Find each line holding "trace" and copy it out.

Material for this task:
________
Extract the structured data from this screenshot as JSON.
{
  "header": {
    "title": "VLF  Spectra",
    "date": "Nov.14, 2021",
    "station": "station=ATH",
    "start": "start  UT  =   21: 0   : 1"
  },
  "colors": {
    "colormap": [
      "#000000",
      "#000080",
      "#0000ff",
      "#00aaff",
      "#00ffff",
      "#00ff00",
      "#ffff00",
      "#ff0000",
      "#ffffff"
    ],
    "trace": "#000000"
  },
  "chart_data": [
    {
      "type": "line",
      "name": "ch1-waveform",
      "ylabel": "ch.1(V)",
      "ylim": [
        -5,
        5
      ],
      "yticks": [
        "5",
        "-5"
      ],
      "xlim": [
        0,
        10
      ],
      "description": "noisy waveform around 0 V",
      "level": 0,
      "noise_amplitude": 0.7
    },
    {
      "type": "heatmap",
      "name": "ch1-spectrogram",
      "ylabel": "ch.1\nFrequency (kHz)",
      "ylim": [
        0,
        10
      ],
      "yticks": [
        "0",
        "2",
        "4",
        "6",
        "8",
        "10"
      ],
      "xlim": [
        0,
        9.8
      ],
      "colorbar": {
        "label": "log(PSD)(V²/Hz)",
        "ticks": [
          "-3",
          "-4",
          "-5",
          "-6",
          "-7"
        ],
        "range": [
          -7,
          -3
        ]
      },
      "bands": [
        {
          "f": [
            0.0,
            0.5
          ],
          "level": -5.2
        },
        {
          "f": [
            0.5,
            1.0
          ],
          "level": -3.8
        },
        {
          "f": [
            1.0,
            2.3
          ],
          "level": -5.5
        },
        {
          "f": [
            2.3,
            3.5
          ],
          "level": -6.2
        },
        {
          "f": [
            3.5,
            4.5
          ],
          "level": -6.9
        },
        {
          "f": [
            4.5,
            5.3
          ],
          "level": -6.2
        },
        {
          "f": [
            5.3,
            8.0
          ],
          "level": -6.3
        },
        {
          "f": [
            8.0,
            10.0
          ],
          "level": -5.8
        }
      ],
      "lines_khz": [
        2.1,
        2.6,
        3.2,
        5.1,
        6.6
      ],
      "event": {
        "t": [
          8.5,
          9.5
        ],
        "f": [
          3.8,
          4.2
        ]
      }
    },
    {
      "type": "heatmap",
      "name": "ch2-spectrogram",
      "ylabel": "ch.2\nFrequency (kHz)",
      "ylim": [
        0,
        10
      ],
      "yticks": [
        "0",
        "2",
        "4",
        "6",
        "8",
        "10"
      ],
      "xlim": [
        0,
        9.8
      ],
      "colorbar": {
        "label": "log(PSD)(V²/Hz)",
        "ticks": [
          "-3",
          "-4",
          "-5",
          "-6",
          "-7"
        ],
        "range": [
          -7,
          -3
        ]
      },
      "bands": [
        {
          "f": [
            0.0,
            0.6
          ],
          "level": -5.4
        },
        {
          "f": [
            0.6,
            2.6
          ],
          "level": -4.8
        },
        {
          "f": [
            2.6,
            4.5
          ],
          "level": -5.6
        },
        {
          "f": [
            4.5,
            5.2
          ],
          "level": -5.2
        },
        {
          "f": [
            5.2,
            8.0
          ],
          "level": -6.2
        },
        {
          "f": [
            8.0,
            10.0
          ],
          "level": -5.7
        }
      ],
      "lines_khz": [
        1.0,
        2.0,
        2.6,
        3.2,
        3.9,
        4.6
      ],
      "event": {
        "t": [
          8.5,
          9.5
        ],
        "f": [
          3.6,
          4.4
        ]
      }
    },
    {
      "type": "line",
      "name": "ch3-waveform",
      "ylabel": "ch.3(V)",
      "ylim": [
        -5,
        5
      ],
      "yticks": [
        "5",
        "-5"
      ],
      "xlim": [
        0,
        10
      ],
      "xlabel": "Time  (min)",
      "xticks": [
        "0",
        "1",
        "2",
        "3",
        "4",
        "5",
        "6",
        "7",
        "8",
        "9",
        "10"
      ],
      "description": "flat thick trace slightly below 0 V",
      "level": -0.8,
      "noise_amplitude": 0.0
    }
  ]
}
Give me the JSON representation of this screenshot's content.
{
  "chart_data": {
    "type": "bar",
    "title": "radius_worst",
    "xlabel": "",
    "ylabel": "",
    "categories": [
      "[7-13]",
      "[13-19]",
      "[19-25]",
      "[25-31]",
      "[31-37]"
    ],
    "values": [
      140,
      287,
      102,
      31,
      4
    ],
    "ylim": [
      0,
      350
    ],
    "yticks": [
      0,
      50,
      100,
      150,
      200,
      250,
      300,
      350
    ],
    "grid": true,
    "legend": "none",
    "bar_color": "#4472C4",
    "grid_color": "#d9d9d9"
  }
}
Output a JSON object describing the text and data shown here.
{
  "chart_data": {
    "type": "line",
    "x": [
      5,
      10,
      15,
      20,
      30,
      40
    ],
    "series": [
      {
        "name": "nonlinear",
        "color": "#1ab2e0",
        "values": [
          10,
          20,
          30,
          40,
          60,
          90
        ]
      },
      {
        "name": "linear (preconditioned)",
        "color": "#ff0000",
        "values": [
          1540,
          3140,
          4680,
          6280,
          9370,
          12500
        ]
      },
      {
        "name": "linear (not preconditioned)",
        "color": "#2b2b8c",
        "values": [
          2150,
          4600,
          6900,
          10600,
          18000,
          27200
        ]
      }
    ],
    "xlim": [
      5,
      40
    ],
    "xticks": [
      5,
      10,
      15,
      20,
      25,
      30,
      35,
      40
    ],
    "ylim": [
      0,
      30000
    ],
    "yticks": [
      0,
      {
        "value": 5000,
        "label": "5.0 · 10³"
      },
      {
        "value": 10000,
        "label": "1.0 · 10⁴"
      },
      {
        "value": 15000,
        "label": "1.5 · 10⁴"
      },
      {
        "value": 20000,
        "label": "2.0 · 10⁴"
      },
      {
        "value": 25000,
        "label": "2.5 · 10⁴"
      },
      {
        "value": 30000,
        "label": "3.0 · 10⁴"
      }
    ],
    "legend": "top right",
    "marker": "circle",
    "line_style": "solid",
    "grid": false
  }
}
________
Solution:
    "trace": "#000000"
      "description": "flat thick trace slightly below 0 V",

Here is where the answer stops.